> _TO DO_: Go through the lines below and copy each one that holds the string "JSON".

#### EXERCISE INPUT

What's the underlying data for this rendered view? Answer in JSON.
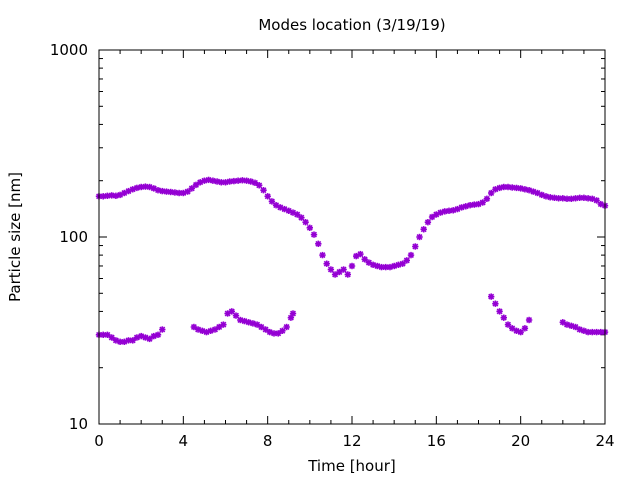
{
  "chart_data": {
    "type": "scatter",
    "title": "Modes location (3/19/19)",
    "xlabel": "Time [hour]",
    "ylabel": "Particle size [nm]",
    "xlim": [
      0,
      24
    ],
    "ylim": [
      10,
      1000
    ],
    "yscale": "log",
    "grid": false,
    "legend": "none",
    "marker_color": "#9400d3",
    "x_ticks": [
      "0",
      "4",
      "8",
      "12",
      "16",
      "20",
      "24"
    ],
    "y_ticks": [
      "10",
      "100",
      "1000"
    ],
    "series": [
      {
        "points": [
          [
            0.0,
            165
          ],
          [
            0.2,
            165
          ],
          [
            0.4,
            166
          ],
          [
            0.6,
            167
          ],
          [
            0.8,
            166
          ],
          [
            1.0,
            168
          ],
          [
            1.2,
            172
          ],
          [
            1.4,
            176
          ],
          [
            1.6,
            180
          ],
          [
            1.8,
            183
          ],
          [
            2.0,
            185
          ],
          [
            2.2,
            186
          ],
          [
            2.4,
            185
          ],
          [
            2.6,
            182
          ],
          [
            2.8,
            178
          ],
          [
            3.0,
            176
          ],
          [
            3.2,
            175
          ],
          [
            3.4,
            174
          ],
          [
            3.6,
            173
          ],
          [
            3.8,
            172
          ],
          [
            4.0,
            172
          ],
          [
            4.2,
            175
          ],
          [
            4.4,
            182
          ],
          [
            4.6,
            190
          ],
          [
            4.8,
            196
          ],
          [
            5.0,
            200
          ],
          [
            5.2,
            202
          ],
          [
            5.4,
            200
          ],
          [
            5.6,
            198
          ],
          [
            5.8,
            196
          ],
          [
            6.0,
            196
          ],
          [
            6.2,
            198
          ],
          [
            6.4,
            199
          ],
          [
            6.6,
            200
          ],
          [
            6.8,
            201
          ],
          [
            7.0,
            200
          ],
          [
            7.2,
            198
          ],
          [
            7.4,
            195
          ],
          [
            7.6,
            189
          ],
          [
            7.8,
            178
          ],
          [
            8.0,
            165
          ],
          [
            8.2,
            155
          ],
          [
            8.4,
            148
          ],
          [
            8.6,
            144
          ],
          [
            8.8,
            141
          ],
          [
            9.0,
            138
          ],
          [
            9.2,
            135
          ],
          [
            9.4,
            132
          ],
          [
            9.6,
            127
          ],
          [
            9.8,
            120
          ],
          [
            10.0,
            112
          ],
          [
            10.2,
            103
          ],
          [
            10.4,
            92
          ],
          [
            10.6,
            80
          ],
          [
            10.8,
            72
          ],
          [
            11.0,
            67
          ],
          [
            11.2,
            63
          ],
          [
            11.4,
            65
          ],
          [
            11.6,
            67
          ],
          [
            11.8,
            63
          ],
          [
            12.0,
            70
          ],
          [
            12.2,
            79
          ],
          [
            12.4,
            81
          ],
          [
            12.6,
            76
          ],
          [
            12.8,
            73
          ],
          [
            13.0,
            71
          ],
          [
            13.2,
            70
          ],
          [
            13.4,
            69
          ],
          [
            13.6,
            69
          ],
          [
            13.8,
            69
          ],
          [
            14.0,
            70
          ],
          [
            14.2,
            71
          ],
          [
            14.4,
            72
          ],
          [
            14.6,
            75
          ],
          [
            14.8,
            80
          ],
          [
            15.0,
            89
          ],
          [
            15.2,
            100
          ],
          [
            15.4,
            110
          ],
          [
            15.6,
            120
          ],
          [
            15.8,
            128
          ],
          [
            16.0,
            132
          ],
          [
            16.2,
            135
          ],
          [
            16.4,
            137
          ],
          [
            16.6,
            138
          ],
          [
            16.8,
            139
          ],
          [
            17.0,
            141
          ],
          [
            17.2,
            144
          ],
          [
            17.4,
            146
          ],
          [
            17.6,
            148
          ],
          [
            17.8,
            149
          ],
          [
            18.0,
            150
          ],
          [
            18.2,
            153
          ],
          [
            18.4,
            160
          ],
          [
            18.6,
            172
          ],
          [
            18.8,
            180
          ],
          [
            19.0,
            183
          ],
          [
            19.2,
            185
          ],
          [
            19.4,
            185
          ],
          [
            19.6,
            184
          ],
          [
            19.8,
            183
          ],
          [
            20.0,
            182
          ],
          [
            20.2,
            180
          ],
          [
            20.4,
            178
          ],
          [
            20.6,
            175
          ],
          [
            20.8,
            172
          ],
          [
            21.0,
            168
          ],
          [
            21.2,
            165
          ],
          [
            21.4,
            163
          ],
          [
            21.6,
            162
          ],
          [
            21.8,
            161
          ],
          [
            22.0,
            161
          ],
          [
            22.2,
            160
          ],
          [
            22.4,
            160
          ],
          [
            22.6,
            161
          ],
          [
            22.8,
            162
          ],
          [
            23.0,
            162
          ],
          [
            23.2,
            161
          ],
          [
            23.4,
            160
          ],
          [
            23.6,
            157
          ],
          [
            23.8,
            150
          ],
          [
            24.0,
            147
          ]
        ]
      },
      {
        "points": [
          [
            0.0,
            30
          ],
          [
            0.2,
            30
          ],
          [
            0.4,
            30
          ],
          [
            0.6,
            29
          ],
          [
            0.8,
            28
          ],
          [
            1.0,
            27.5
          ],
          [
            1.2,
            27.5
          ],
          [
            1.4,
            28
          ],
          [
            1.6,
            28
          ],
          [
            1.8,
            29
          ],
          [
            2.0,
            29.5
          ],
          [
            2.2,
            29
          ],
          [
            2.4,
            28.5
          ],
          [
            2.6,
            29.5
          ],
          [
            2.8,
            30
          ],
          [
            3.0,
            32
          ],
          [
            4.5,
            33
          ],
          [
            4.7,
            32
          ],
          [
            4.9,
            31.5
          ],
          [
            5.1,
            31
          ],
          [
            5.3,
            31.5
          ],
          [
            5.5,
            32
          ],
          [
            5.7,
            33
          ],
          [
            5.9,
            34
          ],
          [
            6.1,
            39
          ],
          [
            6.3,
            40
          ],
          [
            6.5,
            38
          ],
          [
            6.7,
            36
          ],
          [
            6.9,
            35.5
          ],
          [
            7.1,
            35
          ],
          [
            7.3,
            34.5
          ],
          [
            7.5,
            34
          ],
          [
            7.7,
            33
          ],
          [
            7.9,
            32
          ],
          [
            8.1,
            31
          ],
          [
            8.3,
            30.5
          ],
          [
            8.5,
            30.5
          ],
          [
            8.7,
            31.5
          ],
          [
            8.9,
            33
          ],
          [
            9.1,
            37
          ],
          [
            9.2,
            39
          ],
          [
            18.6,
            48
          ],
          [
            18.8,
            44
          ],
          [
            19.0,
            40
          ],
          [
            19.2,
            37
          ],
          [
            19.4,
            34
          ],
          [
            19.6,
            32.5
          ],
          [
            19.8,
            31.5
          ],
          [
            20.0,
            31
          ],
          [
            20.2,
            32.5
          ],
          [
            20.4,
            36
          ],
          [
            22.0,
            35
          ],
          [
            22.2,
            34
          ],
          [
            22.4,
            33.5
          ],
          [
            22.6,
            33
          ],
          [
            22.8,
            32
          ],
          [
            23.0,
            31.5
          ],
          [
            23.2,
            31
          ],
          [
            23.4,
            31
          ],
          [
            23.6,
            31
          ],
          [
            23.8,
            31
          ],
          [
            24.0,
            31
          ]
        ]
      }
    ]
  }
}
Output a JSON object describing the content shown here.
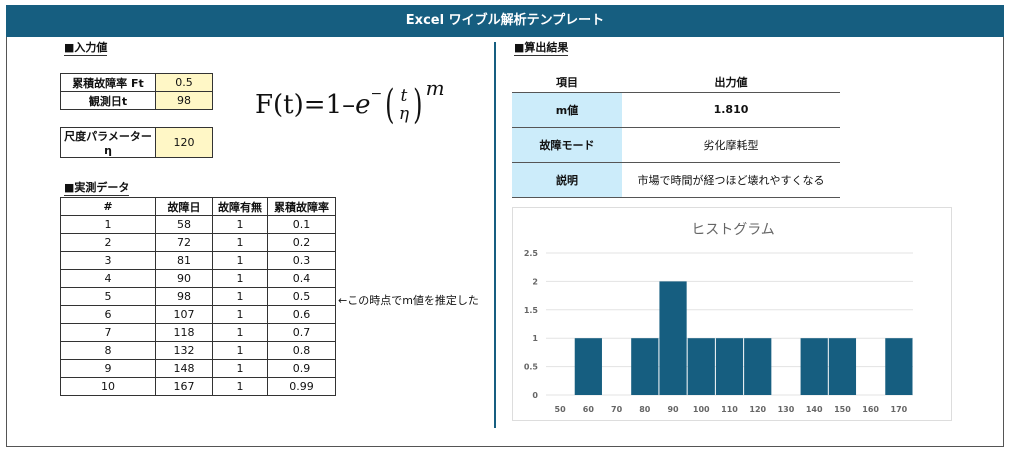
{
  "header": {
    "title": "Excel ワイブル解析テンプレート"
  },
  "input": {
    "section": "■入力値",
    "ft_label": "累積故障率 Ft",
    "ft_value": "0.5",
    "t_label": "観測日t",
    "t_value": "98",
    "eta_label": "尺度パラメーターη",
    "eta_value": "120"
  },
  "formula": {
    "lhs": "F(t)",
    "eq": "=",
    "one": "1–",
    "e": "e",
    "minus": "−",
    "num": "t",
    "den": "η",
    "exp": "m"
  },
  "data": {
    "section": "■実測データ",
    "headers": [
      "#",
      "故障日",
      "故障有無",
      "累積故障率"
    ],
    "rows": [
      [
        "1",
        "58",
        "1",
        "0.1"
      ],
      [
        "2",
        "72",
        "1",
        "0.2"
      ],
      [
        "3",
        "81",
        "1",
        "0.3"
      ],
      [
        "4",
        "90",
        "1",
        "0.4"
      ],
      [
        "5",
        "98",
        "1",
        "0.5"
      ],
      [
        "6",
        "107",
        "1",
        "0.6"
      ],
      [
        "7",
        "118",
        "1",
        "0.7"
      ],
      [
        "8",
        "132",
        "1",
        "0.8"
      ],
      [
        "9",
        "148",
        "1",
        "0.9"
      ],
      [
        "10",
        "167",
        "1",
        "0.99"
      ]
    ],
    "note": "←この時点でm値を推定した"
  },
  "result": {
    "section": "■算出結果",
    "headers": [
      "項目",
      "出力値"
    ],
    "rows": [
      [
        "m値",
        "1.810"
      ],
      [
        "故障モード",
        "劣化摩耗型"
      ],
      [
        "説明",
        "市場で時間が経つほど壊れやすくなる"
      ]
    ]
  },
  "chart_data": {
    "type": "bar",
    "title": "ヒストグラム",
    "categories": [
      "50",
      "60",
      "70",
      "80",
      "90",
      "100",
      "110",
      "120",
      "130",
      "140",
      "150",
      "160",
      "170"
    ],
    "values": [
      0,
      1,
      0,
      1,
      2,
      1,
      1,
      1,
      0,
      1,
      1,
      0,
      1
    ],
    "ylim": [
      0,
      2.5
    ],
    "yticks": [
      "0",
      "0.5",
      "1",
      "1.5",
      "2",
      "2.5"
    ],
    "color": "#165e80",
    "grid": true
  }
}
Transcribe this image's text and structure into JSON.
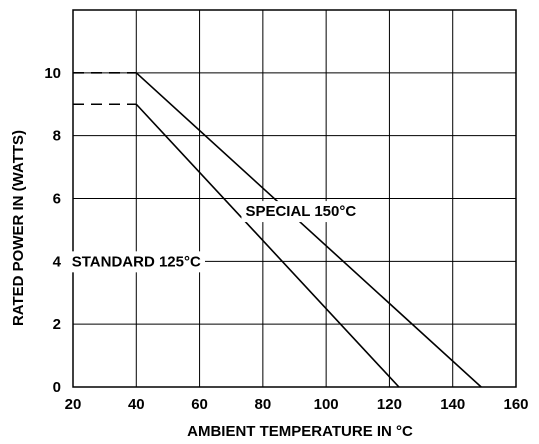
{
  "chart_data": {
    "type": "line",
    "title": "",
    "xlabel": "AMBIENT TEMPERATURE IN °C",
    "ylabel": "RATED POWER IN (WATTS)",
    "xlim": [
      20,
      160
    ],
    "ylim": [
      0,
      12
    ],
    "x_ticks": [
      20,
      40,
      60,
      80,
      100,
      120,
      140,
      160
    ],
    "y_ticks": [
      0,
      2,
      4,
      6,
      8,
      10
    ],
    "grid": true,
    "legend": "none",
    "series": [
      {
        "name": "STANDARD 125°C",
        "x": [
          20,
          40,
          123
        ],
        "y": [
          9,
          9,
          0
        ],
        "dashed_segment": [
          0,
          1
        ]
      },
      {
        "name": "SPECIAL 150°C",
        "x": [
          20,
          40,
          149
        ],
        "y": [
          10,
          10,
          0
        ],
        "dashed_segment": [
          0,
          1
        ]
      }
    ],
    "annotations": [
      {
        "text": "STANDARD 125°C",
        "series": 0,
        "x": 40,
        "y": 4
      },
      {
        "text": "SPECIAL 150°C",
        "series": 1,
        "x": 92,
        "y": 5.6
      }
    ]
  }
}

########

> _TASK ANSWER_:
What's the underlying data for this rendered view? Answer in JSON.
Output a JSON object describing the content shown here.
Transcribe this image's text and structure into JSON.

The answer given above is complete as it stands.